= 引用原文 =

====================

54岁肺癌晚期,换治疗方案后,才两个月就到人生的终点,不可思议

代天康康 2024-10-08 18:09:21

费女士的父亲54岁,2021年10月份,费女士的父亲做体检发现左肺上叶实性结节伴有空腔,于是住院做气管镜,痰培养等各项检查,结果均正常,没有明确原因。医生考虑是真菌感染。费女士一家不放心又做了PET-CT,结果肺部没有发现FDG代谢增高,医生建议定期复查,就出院了。

2022年1月份,费女士的父亲复查,发现结节实性成分增加,空洞消失,有些不放心。医生说不放心的话可以做穿刺,但没有说必须要做。费女士的父亲考虑到距离做气管镜和PET-CT才刚过去3个月,决定还是再观察观察,不做穿刺。

2022年3月份,费女士的父亲逐渐出现肩膀痛、颈椎疼的症状,但因为他自身原先就得过肩周病、腰椎间盘突出,便没有多想,只是多次去做推拿缓解。然后,2022年7月份,费女士的父亲再次体检,发现肺部病灶进一步变化。

2022年8月份,费女士的父亲做了增强CT,确认大概率是肺癌,做了PET-CT,确认有多处骨转,做了脑核磁共振检查,确认多处脑转移。病理免疫组化结果确认是肺腺癌晚期,部分神经内分泌特征,做了基因检测。

====================

= 条目一览 =
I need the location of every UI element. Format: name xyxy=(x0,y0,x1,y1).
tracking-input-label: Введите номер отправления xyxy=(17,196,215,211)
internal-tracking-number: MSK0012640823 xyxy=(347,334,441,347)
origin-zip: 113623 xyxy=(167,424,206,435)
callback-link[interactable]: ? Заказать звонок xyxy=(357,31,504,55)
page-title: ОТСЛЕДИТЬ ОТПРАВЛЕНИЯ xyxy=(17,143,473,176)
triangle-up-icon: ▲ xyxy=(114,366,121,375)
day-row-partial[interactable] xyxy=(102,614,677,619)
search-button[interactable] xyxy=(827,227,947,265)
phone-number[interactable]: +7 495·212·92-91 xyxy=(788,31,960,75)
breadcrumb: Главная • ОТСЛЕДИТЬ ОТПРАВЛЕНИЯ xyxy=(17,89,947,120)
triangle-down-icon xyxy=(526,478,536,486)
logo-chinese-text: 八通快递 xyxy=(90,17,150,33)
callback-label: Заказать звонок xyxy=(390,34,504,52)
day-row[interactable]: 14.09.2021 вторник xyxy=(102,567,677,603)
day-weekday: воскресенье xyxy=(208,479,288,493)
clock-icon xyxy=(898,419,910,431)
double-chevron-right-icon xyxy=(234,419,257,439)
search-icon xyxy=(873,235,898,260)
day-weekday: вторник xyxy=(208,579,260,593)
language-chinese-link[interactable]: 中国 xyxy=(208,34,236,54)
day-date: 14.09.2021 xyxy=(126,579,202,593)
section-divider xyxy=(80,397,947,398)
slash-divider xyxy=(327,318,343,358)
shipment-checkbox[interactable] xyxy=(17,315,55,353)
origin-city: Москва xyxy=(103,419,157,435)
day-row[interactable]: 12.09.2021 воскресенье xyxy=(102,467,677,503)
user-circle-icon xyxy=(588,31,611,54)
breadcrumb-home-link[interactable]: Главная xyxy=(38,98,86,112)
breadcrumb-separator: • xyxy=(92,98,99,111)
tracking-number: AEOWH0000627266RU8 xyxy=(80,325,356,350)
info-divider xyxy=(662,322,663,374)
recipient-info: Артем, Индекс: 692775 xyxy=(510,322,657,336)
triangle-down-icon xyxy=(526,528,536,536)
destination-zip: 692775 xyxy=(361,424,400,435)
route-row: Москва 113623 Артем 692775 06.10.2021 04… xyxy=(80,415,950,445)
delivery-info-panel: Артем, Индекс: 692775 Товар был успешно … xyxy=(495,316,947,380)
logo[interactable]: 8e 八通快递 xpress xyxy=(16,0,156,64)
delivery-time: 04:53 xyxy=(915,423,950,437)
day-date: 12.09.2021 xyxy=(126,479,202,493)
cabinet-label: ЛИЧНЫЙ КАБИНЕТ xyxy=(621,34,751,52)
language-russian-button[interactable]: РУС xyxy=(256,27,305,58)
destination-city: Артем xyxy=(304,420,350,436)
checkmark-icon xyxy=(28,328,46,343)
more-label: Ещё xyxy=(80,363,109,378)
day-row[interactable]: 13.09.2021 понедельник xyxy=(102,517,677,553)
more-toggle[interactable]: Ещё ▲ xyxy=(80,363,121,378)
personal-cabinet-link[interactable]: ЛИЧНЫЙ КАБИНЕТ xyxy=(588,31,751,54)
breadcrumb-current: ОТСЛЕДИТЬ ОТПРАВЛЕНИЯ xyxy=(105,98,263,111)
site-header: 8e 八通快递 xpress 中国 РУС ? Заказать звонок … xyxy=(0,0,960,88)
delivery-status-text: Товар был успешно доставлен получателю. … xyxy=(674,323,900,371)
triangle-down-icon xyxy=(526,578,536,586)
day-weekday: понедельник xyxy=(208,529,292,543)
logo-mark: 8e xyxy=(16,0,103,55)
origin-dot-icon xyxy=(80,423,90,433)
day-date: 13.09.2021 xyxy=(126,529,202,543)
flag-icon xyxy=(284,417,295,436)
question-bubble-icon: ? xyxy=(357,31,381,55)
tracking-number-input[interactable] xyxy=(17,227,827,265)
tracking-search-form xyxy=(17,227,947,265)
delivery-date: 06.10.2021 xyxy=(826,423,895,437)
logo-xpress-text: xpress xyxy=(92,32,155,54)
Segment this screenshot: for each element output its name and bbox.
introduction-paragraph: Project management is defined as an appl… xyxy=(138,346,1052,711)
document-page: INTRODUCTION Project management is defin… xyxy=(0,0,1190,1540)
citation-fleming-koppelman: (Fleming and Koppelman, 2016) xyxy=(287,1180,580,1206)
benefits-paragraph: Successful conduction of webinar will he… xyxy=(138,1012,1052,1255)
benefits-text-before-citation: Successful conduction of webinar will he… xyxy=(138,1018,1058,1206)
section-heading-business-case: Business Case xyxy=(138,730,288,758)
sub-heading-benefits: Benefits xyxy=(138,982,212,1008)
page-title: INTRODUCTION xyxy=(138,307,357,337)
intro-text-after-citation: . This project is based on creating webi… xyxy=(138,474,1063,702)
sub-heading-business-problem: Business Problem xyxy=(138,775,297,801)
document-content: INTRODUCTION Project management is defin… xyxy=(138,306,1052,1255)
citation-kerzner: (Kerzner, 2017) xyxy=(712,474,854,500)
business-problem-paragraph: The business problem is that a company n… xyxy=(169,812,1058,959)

====================

请把原文中从“2022年1月份,费女士的父”开始、到“经内分泌特征,做了基因检测。”为止(这两处也包括在内)的内容一字不改地输出。 上面的条目是另外的材料,跟原文没有关系。

= 参考答案 =
2022年1月份,费女士的父亲复查,发现结节实性成分增加,空洞消失,有些不放心。医生说不放心的话可以做穿刺,但没有说必须要做。费女士的父亲考虑到距离做气管镜和PET-CT才刚过去3个月,决定还是再观察观察,不做穿刺。

2022年3月份,费女士的父亲逐渐出现肩膀痛、颈椎疼的症状,但因为他自身原先就得过肩周病、腰椎间盘突出,便没有多想,只是多次去做推拿缓解。然后,2022年7月份,费女士的父亲再次体检,发现肺部病灶进一步变化。

2022年8月份,费女士的父亲做了增强CT,确认大概率是肺癌,做了PET-CT,确认有多处骨转,做了脑核磁共振检查,确认多处脑转移。病理免疫组化结果确认是肺腺癌晚期,部分神经内分泌特征,做了基因检测。